##### RECORD SET

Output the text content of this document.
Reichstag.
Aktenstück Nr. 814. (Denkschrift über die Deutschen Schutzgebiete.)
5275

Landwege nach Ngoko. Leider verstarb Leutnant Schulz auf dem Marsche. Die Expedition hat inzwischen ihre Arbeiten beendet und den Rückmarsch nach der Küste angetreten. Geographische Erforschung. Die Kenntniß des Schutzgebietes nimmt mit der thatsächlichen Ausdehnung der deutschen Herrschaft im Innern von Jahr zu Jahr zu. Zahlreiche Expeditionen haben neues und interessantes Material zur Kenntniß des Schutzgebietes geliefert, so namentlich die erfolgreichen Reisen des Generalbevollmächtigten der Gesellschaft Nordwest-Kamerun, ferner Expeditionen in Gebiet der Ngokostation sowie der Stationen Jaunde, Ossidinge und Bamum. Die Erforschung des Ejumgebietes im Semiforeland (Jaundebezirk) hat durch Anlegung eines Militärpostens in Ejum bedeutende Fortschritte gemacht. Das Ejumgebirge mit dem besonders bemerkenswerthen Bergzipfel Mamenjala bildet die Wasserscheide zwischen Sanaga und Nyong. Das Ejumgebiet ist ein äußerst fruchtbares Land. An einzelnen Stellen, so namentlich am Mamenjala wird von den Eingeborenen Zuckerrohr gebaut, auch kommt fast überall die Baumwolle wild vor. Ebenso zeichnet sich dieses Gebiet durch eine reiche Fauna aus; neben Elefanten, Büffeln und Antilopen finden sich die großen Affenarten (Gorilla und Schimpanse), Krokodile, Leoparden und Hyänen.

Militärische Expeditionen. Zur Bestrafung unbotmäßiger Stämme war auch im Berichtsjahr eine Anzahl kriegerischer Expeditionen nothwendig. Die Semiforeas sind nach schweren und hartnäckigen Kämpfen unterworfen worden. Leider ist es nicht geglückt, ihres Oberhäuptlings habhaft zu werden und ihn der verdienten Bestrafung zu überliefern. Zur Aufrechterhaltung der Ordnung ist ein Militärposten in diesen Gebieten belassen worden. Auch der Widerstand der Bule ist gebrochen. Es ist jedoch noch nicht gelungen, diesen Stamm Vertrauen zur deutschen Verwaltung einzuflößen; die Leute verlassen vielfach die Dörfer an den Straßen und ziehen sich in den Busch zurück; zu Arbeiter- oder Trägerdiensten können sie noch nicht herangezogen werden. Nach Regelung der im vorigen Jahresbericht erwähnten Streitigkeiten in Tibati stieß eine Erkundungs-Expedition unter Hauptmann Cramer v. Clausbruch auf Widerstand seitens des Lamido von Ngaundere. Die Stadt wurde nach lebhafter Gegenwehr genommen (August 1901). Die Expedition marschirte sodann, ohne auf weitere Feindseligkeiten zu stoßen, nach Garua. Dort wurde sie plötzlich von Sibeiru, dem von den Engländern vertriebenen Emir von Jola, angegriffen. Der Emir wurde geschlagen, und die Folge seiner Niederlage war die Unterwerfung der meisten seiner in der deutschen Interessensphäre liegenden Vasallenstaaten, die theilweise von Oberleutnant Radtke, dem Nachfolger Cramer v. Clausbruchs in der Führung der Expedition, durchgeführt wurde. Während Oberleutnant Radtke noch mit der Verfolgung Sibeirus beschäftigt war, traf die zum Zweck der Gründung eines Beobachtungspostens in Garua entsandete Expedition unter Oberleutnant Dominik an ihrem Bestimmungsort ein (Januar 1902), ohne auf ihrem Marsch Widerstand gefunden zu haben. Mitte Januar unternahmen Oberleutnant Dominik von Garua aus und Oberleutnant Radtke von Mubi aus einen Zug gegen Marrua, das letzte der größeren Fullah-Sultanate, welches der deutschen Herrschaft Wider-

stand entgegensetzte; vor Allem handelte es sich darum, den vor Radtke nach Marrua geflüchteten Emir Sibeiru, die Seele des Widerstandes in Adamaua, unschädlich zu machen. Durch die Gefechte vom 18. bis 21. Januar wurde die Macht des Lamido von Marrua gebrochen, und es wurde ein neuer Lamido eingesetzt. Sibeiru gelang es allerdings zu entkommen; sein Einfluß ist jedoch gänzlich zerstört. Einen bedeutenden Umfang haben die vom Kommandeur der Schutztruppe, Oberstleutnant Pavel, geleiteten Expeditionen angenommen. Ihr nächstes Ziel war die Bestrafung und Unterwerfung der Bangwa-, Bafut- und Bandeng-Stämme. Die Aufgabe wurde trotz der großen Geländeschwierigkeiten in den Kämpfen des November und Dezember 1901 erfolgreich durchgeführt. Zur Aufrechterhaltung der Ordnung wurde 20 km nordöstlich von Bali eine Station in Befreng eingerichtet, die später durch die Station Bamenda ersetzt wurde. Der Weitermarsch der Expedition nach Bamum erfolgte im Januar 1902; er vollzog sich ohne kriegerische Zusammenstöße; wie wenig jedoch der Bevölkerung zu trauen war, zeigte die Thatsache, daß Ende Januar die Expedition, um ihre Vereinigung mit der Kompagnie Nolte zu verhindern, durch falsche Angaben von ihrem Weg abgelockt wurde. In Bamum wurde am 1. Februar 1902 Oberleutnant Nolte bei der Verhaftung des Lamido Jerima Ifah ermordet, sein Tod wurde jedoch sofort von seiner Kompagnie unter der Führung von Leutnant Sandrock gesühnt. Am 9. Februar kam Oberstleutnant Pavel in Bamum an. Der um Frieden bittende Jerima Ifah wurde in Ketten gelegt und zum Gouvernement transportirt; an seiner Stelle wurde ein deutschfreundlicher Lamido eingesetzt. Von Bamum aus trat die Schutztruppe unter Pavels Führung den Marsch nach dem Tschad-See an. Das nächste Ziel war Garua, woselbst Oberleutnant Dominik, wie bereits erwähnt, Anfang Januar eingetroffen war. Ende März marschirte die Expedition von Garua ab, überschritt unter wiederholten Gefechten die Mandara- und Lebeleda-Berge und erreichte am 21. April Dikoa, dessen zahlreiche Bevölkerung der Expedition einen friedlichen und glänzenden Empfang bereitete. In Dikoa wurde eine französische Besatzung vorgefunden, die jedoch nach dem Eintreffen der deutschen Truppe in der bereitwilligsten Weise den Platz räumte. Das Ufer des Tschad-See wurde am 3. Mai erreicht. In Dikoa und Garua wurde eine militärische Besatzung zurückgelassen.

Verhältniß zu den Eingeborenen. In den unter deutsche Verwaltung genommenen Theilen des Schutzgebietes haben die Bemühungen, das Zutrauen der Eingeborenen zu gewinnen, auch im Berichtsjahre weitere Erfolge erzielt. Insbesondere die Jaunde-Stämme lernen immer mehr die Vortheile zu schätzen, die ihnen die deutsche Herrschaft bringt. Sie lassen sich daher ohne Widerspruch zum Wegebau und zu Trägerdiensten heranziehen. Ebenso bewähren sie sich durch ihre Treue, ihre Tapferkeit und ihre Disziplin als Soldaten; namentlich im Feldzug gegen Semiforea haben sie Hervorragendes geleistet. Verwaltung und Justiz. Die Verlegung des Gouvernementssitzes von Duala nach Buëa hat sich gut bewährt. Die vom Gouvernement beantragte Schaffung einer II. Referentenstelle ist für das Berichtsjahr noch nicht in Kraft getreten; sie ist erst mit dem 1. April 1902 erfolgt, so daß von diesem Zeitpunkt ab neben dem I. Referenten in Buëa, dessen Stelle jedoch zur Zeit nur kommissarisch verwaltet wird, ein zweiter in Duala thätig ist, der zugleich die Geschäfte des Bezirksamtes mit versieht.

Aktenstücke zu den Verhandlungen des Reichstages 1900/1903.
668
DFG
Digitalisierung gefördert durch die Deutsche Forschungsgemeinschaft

##########

- _YOUR INSTRUCTIONS_: Above are the entries; return each one exactly.

- _WRITTEN RESPONSE_:
Output the text content of this document.
Reichstag.
Aktenstück Nr. 814. (Denkschrift über die Deutschen Schutzgebiete.)
5275

Landwege nach Ngoko. Leider verstarb Leutnant Schulz auf dem Marsche. Die Expedition hat inzwischen ihre Arbeiten beendet und den Rückmarsch nach der Küste angetreten. Geographische Erforschung. Die Kenntniß des Schutzgebietes nimmt mit der thatsächlichen Ausdehnung der deutschen Herrschaft im Innern von Jahr zu Jahr zu. Zahlreiche Expeditionen haben neues und interessantes Material zur Kenntniß des Schutzgebietes geliefert, so namentlich die erfolgreichen Reisen des Generalbevollmächtigten der Gesellschaft Nordwest-Kamerun, ferner Expeditionen in Gebiet der Ngokostation sowie der Stationen Jaunde, Ossidinge und Bamum. Die Erforschung des Ejumgebietes im Semiforeland (Jaundebezirk) hat durch Anlegung eines Militärpostens in Ejum bedeutende Fortschritte gemacht. Das Ejumgebirge mit dem besonders bemerkenswerthen Bergzipfel Mamenjala bildet die Wasserscheide zwischen Sanaga und Nyong. Das Ejumgebiet ist ein äußerst fruchtbares Land. An einzelnen Stellen, so namentlich am Mamenjala wird von den Eingeborenen Zuckerrohr gebaut, auch kommt fast überall die Baumwolle wild vor. Ebenso zeichnet sich dieses Gebiet durch eine reiche Fauna aus; neben Elefanten, Büffeln und Antilopen finden sich die großen Affenarten (Gorilla und Schimpanse), Krokodile, Leoparden und Hyänen.

Militärische Expeditionen. Zur Bestrafung unbotmäßiger Stämme war auch im Berichtsjahr eine Anzahl kriegerischer Expeditionen nothwendig. Die Semiforeas sind nach schweren und hartnäckigen Kämpfen unterworfen worden. Leider ist es nicht geglückt, ihres Oberhäuptlings habhaft zu werden und ihn der verdienten Bestrafung zu überliefern. Zur Aufrechterhaltung der Ordnung ist ein Militärposten in diesen Gebieten belassen worden. Auch der Widerstand der Bule ist gebrochen. Es ist jedoch noch nicht gelungen, diesen Stamm Vertrauen zur deutschen Verwaltung einzuflößen; die Leute verlassen vielfach die Dörfer an den Straßen und ziehen sich in den Busch zurück; zu Arbeiter- oder Trägerdiensten können sie noch nicht herangezogen werden. Nach Regelung der im vorigen Jahresbericht erwähnten Streitigkeiten in Tibati stieß eine Erkundungs-Expedition unter Hauptmann Cramer v. Clausbruch auf Widerstand seitens des Lamido von Ngaundere. Die Stadt wurde nach lebhafter Gegenwehr genommen (August 1901). Die Expedition marschirte sodann, ohne auf weitere Feindseligkeiten zu stoßen, nach Garua. Dort wurde sie plötzlich von Sibeiru, dem von den Engländern vertriebenen Emir von Jola, angegriffen. Der Emir wurde geschlagen, und die Folge seiner Niederlage war die Unterwerfung der meisten seiner in der deutschen Interessensphäre liegenden Vasallenstaaten, die theilweise von Oberleutnant Radtke, dem Nachfolger Cramer v. Clausbruchs in der Führung der Expedition, durchgeführt wurde. Während Oberleutnant Radtke noch mit der Verfolgung Sibeirus beschäftigt war, traf die zum Zweck der Gründung eines Beobachtungspostens in Garua entsandete Expedition unter Oberleutnant Dominik an ihrem Bestimmungsort ein (Januar 1902), ohne auf ihrem Marsch Widerstand gefunden zu haben. Mitte Januar unternahmen Oberleutnant Dominik von Garua aus und Oberleutnant Radtke von Mubi aus einen Zug gegen Marrua, das letzte der größeren Fullah-Sultanate, welches der deutschen Herrschaft Wider-

stand entgegensetzte; vor Allem handelte es sich darum, den vor Radtke nach Marrua geflüchteten Emir Sibeiru, die Seele des Widerstandes in Adamaua, unschädlich zu machen. Durch die Gefechte vom 18. bis 21. Januar wurde die Macht des Lamido von Marrua gebrochen, und es wurde ein neuer Lamido eingesetzt. Sibeiru gelang es allerdings zu entkommen; sein Einfluß ist jedoch gänzlich zerstört. Einen bedeutenden Umfang haben die vom Kommandeur der Schutztruppe, Oberstleutnant Pavel, geleiteten Expeditionen angenommen. Ihr nächstes Ziel war die Bestrafung und Unterwerfung der Bangwa-, Bafut- und Bandeng-Stämme. Die Aufgabe wurde trotz der großen Geländeschwierigkeiten in den Kämpfen des November und Dezember 1901 erfolgreich durchgeführt. Zur Aufrechterhaltung der Ordnung wurde 20 km nordöstlich von Bali eine Station in Befreng eingerichtet, die später durch die Station Bamenda ersetzt wurde. Der Weitermarsch der Expedition nach Bamum erfolgte im Januar 1902; er vollzog sich ohne kriegerische Zusammenstöße; wie wenig jedoch der Bevölkerung zu trauen war, zeigte die Thatsache, daß Ende Januar die Expedition, um ihre Vereinigung mit der Kompagnie Nolte zu verhindern, durch falsche Angaben von ihrem Weg abgelockt wurde. In Bamum wurde am 1. Februar 1902 Oberleutnant Nolte bei der Verhaftung des Lamido Jerima Ifah ermordet, sein Tod wurde jedoch sofort von seiner Kompagnie unter der Führung von Leutnant Sandrock gesühnt. Am 9. Februar kam Oberstleutnant Pavel in Bamum an. Der um Frieden bittende Jerima Ifah wurde in Ketten gelegt und zum Gouvernement transportirt; an seiner Stelle wurde ein deutschfreundlicher Lamido eingesetzt. Von Bamum aus trat die Schutztruppe unter Pavels Führung den Marsch nach dem Tschad-See an. Das nächste Ziel war Garua, woselbst Oberleutnant Dominik, wie bereits erwähnt, Anfang Januar eingetroffen war. Ende März marschirte die Expedition von Garua ab, überschritt unter wiederholten Gefechten die Mandara- und Lebeleda-Berge und erreichte am 21. April Dikoa, dessen zahlreiche Bevölkerung der Expedition einen friedlichen und glänzenden Empfang bereitete. In Dikoa wurde eine französische Besatzung vorgefunden, die jedoch nach dem Eintreffen der deutschen Truppe in der bereitwilligsten Weise den Platz räumte. Das Ufer des Tschad-See wurde am 3. Mai erreicht. In Dikoa und Garua wurde eine militärische Besatzung zurückgelassen.

Verhältniß zu den Eingeborenen. In den unter deutsche Verwaltung genommenen Theilen des Schutzgebietes haben die Bemühungen, das Zutrauen der Eingeborenen zu gewinnen, auch im Berichtsjahre weitere Erfolge erzielt. Insbesondere die Jaunde-Stämme lernen immer mehr die Vortheile zu schätzen, die ihnen die deutsche Herrschaft bringt. Sie lassen sich daher ohne Widerspruch zum Wegebau und zu Trägerdiensten heranziehen. Ebenso bewähren sie sich durch ihre Treue, ihre Tapferkeit und ihre Disziplin als Soldaten; namentlich im Feldzug gegen Semiforea haben sie Hervorragendes geleistet. Verwaltung und Justiz. Die Verlegung des Gouvernementssitzes von Duala nach Buëa hat sich gut bewährt. Die vom Gouvernement beantragte Schaffung einer II. Referentenstelle ist für das Berichtsjahr noch nicht in Kraft getreten; sie ist erst mit dem 1. April 1902 erfolgt, so daß von diesem Zeitpunkt ab neben dem I. Referenten in Buëa, dessen Stelle jedoch zur Zeit nur kommissarisch verwaltet wird, ein zweiter in Duala thätig ist, der zugleich die Geschäfte des Bezirksamtes mit versieht.

Aktenstücke zu den Verhandlungen des Reichstages 1900/1903.
668
DFG
Digitalisierung gefördert durch die Deutsche Forschungsgemeinschaft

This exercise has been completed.